Dataset rows
--
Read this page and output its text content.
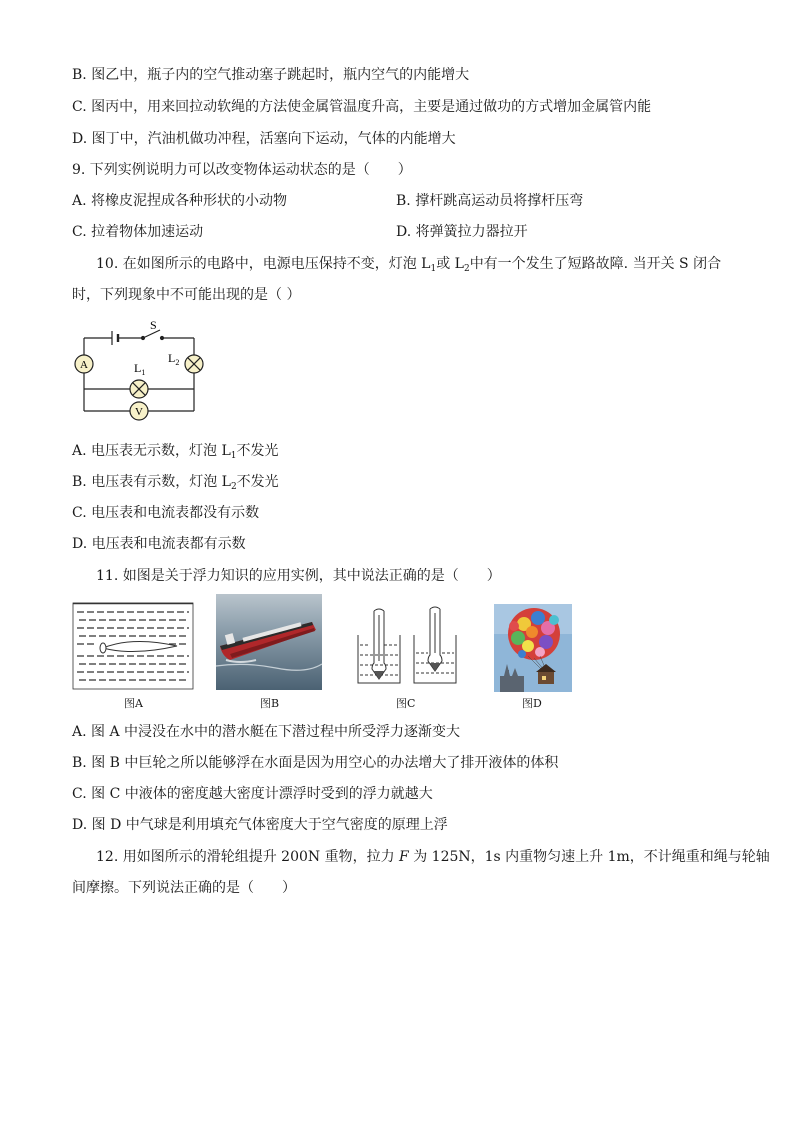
B. 图乙中，瓶子内的空气推动塞子跳起时，瓶内空气的内能增大
C. 图丙中，用来回拉动软绳的方法使金属管温度升高，主要是通过做功的方式增加金属管内能
D. 图丁中，汽油机做功冲程，活塞向下运动，气体的内能增大
9. 下列实例说明力可以改变物体运动状态的是（　　）
A. 将橡皮泥捏成各种形状的小动物	B. 撑杆跳高运动员将撑杆压弯
C. 拉着物体加速运动	D. 将弹簧拉力器拉开
10. 在如图所示的电路中，电源电压保持不变，灯泡 $L_1$或 $L_2$中有一个发生了短路故障. 当开关 S 闭合
时，下列现象中不可能出现的是（ ）
A
V
S
$L_2$
$L_1$
A. 电压表无示数，灯泡 $L_1$不发光
B. 电压表有示数，灯泡 $L_2$不发光
C. 电压表和电流表都没有示数
D. 电压表和电流表都有示数
11. 如图是关于浮力知识的应用实例，其中说法正确的是（　　）
图A	图B	图C	图D
A. 图 A 中浸没在水中的潜水艇在下潜过程中所受浮力逐渐变大
B. 图 B 中巨轮之所以能够浮在水面是因为用空心的办法增大了排开液体的体积
C. 图 C 中液体的密度越大密度计漂浮时受到的浮力就越大
D. 图 D 中气球是利用填充气体密度大于空气密度的原理上浮
12. 用如图所示的滑轮组提升 200N 重物，拉力 F 为 125N，1s 内重物匀速上升 1m，不计绳重和绳与轮轴
间摩擦。下列说法正确的是（　　）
--
▶ _WHAT THIS TASK INVOLVES_
Transcribe the material as is, with images omitted.

▶ _THE RESULT_
Read this page and output its text content.
B. 图乙中，瓶子内的空气推动塞子跳起时，瓶内空气的内能增大
C. 图丙中，用来回拉动软绳的方法使金属管温度升高，主要是通过做功的方式增加金属管内能
D. 图丁中，汽油机做功冲程，活塞向下运动，气体的内能增大
9. 下列实例说明力可以改变物体运动状态的是（　　）
A. 将橡皮泥捏成各种形状的小动物	B. 撑杆跳高运动员将撑杆压弯
C. 拉着物体加速运动	D. 将弹簧拉力器拉开
10. 在如图所示的电路中，电源电压保持不变，灯泡 $L_1$或 $L_2$中有一个发生了短路故障. 当开关 S 闭合
时，下列现象中不可能出现的是（ ）
A
V
S
$L_2$
$L_1$
A. 电压表无示数，灯泡 $L_1$不发光
B. 电压表有示数，灯泡 $L_2$不发光
C. 电压表和电流表都没有示数
D. 电压表和电流表都有示数
11. 如图是关于浮力知识的应用实例，其中说法正确的是（　　）
图A	图B	图C	图D
A. 图 A 中浸没在水中的潜水艇在下潜过程中所受浮力逐渐变大
B. 图 B 中巨轮之所以能够浮在水面是因为用空心的办法增大了排开液体的体积
C. 图 C 中液体的密度越大密度计漂浮时受到的浮力就越大
D. 图 D 中气球是利用填充气体密度大于空气密度的原理上浮
12. 用如图所示的滑轮组提升 200N 重物，拉力 F 为 125N，1s 内重物匀速上升 1m，不计绳重和绳与轮轴
间摩擦。下列说法正确的是（　　）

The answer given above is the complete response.